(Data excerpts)
★ ★ ★ ★

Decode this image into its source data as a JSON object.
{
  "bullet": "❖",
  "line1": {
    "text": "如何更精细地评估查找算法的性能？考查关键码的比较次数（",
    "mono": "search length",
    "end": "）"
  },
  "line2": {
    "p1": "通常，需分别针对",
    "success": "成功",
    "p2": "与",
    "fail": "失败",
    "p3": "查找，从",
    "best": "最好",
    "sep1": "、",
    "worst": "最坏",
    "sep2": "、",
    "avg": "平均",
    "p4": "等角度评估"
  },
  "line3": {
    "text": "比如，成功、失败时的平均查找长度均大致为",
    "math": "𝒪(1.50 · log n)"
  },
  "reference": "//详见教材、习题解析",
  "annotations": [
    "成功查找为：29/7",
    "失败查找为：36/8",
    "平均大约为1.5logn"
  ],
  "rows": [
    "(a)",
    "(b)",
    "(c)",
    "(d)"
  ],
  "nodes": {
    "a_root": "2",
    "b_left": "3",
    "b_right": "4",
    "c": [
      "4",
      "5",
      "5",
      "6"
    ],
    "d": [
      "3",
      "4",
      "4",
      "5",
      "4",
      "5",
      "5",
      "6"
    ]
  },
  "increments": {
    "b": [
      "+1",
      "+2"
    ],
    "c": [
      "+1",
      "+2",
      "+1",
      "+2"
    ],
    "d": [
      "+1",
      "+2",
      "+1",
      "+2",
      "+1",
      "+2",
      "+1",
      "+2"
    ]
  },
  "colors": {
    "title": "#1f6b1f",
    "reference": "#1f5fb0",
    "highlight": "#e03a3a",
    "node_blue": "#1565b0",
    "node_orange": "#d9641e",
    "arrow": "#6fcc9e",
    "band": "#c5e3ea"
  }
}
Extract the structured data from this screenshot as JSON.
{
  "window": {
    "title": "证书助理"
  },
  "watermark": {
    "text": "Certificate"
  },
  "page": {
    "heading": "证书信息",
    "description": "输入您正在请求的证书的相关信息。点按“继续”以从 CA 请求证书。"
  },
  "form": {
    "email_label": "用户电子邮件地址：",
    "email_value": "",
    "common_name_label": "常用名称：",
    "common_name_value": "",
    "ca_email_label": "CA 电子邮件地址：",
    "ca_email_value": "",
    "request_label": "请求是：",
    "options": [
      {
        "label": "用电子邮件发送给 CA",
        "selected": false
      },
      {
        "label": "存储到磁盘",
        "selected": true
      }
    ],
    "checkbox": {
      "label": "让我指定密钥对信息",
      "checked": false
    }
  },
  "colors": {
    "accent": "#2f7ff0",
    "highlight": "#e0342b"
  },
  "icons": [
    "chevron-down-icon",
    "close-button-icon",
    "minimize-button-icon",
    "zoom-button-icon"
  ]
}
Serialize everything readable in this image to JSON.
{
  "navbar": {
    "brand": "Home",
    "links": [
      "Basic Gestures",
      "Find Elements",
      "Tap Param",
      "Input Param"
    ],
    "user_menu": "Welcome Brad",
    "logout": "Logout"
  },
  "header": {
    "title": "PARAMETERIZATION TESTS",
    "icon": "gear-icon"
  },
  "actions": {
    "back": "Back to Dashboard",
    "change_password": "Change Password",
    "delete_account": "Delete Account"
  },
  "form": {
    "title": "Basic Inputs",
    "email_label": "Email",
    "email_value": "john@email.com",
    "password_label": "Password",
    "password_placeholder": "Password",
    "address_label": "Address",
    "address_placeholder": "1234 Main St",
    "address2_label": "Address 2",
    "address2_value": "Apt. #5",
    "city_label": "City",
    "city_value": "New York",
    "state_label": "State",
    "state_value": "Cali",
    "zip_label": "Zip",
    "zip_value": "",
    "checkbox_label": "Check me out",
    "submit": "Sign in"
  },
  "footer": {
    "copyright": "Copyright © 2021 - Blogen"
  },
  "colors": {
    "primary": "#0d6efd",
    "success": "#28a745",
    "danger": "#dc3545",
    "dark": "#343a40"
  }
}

★ ★ ★ ★

**Description of the task:**
Count the lines above that contain the word "title", and reply with only that number.

**Response to this exercise:**
4